[start of Exercise material]

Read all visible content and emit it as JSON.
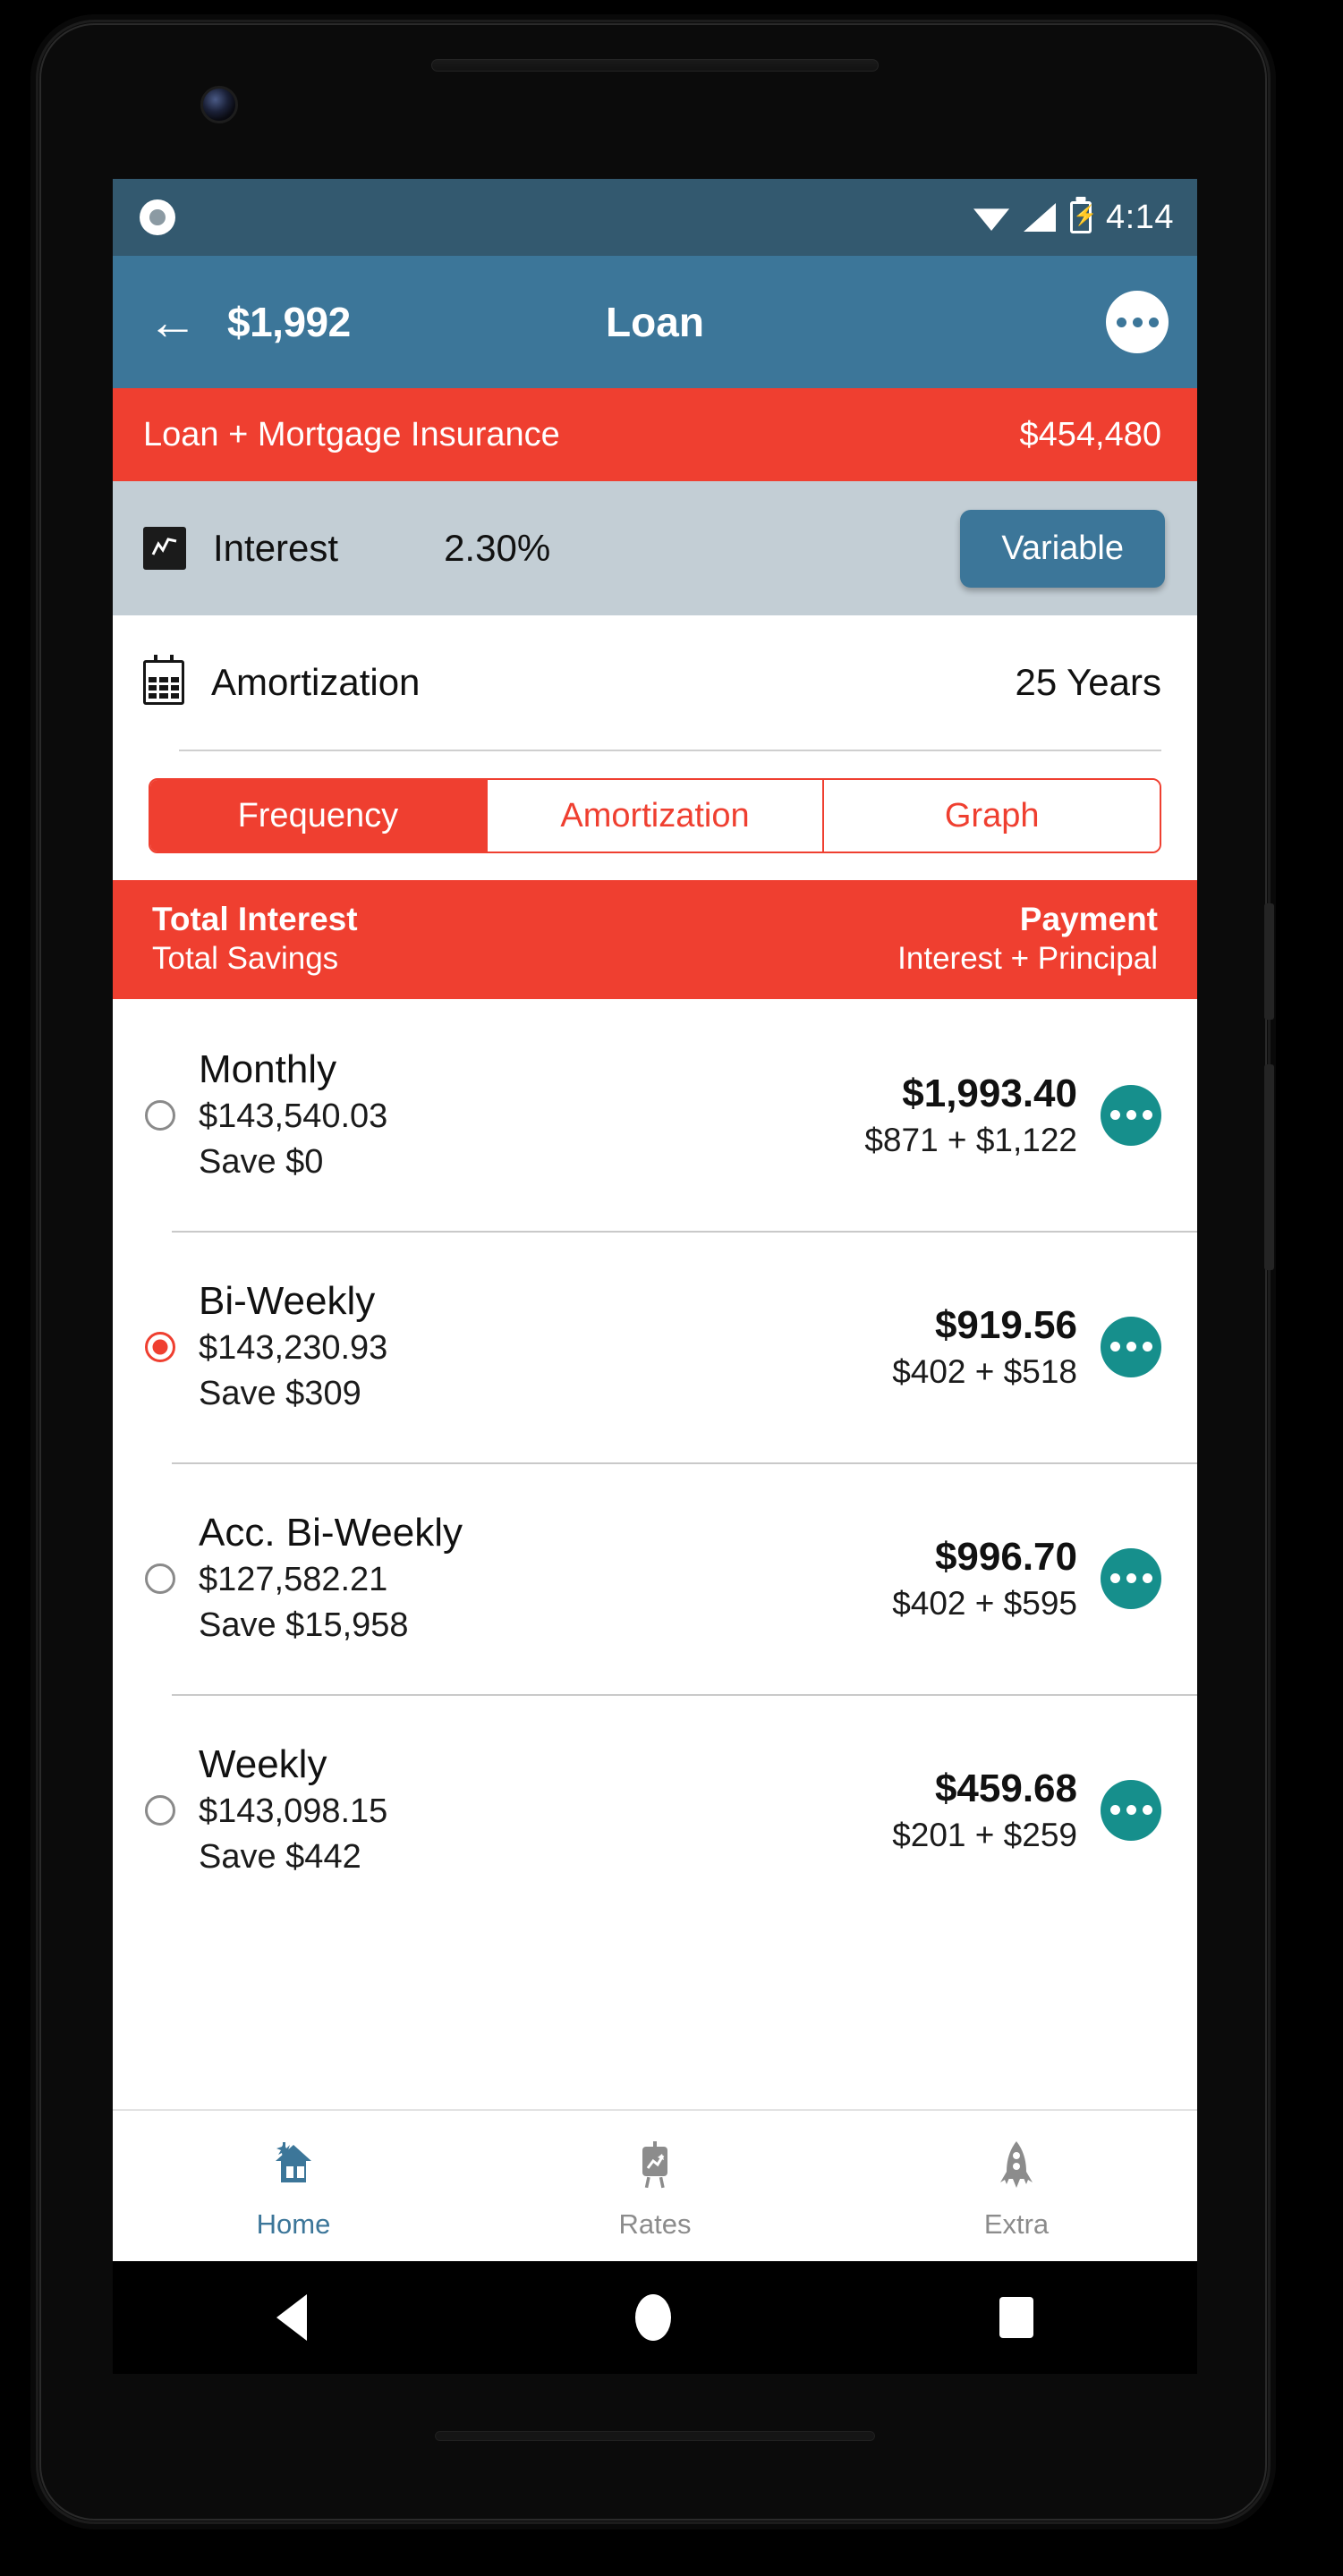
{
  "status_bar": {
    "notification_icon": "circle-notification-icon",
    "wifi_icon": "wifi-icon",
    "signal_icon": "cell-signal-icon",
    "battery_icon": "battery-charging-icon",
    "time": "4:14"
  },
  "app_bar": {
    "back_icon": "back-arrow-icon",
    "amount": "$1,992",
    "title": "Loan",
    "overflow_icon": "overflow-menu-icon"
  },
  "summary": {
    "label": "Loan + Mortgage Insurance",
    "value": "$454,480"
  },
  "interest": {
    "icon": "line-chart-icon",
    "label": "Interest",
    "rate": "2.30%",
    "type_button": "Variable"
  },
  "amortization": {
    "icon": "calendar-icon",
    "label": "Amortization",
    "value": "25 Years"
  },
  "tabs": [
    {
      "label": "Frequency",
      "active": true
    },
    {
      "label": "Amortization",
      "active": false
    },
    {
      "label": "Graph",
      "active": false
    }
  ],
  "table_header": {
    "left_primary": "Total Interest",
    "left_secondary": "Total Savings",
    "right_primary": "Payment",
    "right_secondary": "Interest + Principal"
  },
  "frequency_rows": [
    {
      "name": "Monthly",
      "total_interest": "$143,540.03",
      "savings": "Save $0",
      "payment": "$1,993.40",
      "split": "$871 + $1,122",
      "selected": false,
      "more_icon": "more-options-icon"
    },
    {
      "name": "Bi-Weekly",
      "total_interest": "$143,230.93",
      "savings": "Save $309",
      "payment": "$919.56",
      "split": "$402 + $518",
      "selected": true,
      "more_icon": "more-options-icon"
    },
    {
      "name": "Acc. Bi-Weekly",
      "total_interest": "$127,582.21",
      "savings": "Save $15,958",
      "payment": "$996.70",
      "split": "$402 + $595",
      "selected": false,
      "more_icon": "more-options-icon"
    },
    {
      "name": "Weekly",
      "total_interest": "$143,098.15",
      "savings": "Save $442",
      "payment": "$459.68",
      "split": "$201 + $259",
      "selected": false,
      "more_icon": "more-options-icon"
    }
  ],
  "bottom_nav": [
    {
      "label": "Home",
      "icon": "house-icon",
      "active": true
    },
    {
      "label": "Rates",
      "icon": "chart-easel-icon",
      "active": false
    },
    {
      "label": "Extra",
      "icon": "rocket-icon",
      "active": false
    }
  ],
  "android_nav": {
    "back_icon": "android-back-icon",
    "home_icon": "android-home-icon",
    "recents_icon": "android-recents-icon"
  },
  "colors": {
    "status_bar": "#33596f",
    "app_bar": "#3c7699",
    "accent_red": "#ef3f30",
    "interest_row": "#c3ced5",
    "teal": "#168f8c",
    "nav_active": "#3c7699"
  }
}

[end of Exercise material]

Short exercise: Reproduce all the records verbatim, excluding images.

Correct result:
Read all visible content and emit it as JSON.
{
  "status_bar": {
    "notification_icon": "circle-notification-icon",
    "wifi_icon": "wifi-icon",
    "signal_icon": "cell-signal-icon",
    "battery_icon": "battery-charging-icon",
    "time": "4:14"
  },
  "app_bar": {
    "back_icon": "back-arrow-icon",
    "amount": "$1,992",
    "title": "Loan",
    "overflow_icon": "overflow-menu-icon"
  },
  "summary": {
    "label": "Loan + Mortgage Insurance",
    "value": "$454,480"
  },
  "interest": {
    "icon": "line-chart-icon",
    "label": "Interest",
    "rate": "2.30%",
    "type_button": "Variable"
  },
  "amortization": {
    "icon": "calendar-icon",
    "label": "Amortization",
    "value": "25 Years"
  },
  "tabs": [
    {
      "label": "Frequency",
      "active": true
    },
    {
      "label": "Amortization",
      "active": false
    },
    {
      "label": "Graph",
      "active": false
    }
  ],
  "table_header": {
    "left_primary": "Total Interest",
    "left_secondary": "Total Savings",
    "right_primary": "Payment",
    "right_secondary": "Interest + Principal"
  },
  "frequency_rows": [
    {
      "name": "Monthly",
      "total_interest": "$143,540.03",
      "savings": "Save $0",
      "payment": "$1,993.40",
      "split": "$871 + $1,122",
      "selected": false,
      "more_icon": "more-options-icon"
    },
    {
      "name": "Bi-Weekly",
      "total_interest": "$143,230.93",
      "savings": "Save $309",
      "payment": "$919.56",
      "split": "$402 + $518",
      "selected": true,
      "more_icon": "more-options-icon"
    },
    {
      "name": "Acc. Bi-Weekly",
      "total_interest": "$127,582.21",
      "savings": "Save $15,958",
      "payment": "$996.70",
      "split": "$402 + $595",
      "selected": false,
      "more_icon": "more-options-icon"
    },
    {
      "name": "Weekly",
      "total_interest": "$143,098.15",
      "savings": "Save $442",
      "payment": "$459.68",
      "split": "$201 + $259",
      "selected": false,
      "more_icon": "more-options-icon"
    }
  ],
  "bottom_nav": [
    {
      "label": "Home",
      "icon": "house-icon",
      "active": true
    },
    {
      "label": "Rates",
      "icon": "chart-easel-icon",
      "active": false
    },
    {
      "label": "Extra",
      "icon": "rocket-icon",
      "active": false
    }
  ],
  "android_nav": {
    "back_icon": "android-back-icon",
    "home_icon": "android-home-icon",
    "recents_icon": "android-recents-icon"
  },
  "colors": {
    "status_bar": "#33596f",
    "app_bar": "#3c7699",
    "accent_red": "#ef3f30",
    "interest_row": "#c3ced5",
    "teal": "#168f8c",
    "nav_active": "#3c7699"
  }
}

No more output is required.